→ Provided material:
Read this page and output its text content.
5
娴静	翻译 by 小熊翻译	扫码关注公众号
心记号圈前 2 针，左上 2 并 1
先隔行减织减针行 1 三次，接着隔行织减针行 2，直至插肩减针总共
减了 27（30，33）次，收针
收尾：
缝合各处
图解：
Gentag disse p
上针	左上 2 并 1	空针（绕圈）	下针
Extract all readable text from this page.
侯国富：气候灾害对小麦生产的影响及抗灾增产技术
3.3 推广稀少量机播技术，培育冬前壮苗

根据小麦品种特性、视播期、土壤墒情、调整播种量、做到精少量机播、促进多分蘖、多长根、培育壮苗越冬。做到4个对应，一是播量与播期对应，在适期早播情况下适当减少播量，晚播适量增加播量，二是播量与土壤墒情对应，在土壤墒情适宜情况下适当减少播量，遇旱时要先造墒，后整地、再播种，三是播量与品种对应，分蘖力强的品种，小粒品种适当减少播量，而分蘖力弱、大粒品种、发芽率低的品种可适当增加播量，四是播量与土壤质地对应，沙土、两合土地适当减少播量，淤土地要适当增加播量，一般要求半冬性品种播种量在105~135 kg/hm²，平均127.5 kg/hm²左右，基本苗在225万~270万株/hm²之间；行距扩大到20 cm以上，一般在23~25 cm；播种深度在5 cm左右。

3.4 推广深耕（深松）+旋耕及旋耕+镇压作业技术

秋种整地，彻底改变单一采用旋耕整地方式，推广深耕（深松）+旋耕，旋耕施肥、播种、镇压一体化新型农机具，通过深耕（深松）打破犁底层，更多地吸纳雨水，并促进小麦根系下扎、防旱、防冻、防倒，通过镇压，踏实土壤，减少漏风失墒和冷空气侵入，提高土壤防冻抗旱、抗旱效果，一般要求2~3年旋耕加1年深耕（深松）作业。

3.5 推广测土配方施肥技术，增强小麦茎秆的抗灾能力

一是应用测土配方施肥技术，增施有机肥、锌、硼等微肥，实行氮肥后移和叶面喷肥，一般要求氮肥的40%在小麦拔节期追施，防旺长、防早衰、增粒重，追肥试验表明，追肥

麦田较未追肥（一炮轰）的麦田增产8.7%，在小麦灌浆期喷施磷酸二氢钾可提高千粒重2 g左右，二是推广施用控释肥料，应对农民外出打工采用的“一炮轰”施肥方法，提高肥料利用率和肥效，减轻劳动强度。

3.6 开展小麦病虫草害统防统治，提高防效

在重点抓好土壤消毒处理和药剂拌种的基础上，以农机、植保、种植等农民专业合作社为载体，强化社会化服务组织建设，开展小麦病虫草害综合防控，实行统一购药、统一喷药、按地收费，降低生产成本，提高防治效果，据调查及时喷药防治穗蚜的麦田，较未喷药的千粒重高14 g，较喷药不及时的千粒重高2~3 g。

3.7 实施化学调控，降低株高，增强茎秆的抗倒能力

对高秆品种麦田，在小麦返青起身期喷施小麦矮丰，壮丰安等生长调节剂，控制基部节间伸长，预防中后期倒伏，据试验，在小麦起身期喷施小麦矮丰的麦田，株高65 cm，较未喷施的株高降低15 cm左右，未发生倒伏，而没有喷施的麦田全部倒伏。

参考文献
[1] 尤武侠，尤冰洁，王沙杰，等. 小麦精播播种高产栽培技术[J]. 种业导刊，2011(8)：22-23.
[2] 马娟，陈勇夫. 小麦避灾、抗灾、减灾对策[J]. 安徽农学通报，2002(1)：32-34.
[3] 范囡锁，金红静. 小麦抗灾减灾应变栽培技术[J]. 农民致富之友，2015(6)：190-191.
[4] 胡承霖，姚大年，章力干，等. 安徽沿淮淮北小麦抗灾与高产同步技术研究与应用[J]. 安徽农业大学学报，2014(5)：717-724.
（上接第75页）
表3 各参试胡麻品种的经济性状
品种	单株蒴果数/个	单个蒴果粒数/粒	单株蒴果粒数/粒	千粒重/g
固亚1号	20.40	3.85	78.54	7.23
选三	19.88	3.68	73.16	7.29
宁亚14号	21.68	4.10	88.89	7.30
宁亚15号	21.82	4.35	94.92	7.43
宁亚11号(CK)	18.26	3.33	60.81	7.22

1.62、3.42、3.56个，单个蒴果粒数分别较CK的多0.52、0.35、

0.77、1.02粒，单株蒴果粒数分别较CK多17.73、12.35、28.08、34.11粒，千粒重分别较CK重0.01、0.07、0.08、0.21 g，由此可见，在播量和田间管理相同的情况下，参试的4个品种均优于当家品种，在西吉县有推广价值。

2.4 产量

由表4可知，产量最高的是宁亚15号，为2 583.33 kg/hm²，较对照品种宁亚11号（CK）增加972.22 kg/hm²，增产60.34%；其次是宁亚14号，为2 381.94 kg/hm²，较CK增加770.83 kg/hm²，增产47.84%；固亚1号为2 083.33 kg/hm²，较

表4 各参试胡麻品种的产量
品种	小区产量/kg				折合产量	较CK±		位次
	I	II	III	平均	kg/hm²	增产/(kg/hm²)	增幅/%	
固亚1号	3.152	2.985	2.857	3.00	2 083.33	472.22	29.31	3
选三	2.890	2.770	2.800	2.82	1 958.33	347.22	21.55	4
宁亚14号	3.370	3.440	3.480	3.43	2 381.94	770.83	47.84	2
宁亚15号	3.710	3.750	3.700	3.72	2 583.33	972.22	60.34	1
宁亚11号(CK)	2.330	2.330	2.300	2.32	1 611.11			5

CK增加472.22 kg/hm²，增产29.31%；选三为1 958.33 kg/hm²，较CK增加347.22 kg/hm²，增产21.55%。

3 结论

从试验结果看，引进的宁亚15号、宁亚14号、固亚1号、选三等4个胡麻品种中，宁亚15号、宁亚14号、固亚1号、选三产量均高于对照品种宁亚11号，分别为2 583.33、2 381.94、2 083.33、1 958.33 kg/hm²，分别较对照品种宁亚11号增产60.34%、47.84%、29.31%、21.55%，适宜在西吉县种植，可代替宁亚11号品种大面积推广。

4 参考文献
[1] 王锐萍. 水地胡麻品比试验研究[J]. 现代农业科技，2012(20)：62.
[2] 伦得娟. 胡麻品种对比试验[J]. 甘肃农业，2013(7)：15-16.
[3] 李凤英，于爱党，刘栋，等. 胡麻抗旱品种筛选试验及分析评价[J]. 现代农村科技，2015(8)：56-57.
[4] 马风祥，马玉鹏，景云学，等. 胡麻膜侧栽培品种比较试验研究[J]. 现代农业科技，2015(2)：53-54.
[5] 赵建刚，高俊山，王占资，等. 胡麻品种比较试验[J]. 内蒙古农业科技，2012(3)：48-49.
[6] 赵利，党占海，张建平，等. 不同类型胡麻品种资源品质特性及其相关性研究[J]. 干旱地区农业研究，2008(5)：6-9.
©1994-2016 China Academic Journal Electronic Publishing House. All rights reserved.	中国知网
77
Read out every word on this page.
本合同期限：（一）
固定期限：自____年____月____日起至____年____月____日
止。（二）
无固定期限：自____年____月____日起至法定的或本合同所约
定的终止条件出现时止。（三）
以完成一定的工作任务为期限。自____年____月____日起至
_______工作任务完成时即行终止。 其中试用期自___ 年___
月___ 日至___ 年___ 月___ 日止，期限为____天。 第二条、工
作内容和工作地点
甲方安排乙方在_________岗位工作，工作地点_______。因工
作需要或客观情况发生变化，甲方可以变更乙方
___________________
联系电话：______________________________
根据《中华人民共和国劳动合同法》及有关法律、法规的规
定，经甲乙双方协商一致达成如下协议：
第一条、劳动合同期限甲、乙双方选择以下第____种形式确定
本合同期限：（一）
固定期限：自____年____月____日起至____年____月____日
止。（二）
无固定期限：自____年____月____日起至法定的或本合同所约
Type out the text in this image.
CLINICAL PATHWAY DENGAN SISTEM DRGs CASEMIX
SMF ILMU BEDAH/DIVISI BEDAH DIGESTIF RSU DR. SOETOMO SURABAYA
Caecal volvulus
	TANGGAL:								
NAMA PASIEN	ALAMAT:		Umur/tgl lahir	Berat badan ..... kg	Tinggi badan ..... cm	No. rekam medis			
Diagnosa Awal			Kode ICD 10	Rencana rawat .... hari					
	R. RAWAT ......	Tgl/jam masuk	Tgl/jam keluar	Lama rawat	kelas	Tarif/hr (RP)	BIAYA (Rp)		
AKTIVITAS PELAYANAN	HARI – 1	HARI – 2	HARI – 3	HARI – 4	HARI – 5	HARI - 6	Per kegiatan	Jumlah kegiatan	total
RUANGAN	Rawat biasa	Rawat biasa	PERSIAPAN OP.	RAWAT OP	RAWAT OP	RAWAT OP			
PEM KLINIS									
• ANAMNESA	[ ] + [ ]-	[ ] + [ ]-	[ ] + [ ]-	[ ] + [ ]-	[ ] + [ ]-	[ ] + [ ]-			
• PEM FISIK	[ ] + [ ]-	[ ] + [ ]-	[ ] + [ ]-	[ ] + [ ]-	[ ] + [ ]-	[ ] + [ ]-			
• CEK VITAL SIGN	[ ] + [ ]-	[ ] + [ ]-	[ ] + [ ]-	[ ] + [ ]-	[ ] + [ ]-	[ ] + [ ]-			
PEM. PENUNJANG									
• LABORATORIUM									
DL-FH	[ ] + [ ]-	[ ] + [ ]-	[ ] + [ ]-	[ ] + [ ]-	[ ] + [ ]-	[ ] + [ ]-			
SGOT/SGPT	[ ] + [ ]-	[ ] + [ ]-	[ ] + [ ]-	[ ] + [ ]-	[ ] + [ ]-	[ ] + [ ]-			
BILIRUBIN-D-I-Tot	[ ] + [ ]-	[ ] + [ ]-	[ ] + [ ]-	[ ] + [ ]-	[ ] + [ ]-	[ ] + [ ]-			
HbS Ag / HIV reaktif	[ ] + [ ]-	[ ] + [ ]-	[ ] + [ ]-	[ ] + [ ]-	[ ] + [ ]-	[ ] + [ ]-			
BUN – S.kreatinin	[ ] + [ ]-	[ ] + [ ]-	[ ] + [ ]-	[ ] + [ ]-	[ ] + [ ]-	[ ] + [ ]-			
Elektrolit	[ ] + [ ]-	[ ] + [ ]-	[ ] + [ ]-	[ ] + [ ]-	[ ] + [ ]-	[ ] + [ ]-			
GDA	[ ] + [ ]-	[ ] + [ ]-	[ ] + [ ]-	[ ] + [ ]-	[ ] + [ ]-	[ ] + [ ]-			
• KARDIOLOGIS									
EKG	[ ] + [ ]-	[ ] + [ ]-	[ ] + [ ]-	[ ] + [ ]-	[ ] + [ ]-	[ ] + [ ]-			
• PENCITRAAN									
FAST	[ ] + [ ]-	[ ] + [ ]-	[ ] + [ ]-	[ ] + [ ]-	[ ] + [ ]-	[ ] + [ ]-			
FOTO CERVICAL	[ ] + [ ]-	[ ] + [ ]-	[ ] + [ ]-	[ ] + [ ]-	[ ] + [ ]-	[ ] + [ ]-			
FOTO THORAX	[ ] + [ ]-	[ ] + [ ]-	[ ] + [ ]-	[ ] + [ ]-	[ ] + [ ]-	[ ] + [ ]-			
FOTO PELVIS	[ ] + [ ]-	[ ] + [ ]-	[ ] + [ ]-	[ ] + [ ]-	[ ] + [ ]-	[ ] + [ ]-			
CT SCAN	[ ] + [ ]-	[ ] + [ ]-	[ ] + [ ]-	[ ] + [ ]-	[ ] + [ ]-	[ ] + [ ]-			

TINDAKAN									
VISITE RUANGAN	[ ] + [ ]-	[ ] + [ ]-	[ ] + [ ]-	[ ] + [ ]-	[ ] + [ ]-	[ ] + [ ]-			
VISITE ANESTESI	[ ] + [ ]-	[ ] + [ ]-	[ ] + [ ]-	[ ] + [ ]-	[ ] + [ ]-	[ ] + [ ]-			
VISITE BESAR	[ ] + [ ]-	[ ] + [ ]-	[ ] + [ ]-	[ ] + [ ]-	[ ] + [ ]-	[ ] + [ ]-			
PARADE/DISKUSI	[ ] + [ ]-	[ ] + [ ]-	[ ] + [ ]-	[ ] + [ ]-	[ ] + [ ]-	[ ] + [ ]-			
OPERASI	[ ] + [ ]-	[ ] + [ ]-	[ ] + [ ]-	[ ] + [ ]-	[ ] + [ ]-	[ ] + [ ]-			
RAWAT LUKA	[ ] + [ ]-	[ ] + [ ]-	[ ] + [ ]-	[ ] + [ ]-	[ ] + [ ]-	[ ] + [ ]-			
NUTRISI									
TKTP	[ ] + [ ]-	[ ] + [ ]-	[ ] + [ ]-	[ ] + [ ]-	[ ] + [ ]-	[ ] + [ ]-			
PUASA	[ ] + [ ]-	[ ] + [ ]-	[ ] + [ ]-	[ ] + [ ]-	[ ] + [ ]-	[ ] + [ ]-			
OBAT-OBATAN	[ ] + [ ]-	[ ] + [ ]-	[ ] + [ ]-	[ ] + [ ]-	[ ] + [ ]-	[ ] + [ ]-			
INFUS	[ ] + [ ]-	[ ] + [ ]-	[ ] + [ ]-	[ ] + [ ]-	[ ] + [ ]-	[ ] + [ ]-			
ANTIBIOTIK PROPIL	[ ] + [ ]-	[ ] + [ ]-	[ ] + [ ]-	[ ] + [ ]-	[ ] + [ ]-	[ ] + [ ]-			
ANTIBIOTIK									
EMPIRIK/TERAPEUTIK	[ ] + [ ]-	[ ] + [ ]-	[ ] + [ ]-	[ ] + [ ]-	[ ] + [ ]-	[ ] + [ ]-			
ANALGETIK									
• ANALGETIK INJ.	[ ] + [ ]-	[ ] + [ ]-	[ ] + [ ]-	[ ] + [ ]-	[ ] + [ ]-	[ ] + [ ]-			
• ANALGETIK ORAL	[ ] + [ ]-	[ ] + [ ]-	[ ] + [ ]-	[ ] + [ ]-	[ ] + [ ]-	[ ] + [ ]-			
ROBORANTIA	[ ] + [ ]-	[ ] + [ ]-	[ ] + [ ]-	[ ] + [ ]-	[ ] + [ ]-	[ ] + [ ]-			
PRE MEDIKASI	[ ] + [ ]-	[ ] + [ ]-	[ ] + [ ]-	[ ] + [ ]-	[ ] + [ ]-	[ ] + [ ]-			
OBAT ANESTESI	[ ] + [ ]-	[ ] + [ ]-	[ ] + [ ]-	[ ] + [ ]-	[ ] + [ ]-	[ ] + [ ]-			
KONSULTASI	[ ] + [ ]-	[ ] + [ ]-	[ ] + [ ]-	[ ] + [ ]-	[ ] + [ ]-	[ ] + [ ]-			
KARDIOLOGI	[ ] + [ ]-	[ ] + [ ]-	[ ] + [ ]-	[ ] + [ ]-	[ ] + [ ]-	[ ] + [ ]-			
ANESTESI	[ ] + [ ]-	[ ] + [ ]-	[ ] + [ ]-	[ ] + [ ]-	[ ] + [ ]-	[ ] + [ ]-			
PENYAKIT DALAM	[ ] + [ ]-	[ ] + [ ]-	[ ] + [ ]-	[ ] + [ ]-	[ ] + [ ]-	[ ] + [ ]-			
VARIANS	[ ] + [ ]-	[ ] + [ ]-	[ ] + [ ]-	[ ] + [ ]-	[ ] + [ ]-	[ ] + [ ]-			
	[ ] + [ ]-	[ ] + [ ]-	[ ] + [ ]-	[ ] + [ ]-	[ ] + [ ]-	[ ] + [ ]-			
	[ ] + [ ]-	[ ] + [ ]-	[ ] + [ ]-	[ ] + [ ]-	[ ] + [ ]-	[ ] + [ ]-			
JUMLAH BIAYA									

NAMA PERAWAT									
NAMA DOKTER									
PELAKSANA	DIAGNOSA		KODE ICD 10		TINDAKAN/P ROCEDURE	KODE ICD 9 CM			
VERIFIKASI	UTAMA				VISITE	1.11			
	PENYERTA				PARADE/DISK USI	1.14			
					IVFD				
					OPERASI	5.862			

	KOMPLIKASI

→ Problem statement:
Using the entries above, return each line that includes the word "现代农业科技".

→ The solution:
[1] 王锐萍. 水地胡麻品比试验研究[J]. 现代农业科技，2012(20)：62.
[4] 马风祥，马玉鹏，景云学，等. 胡麻膜侧栽培品种比较试验研究[J]. 现代农业科技，2015(2)：53-54.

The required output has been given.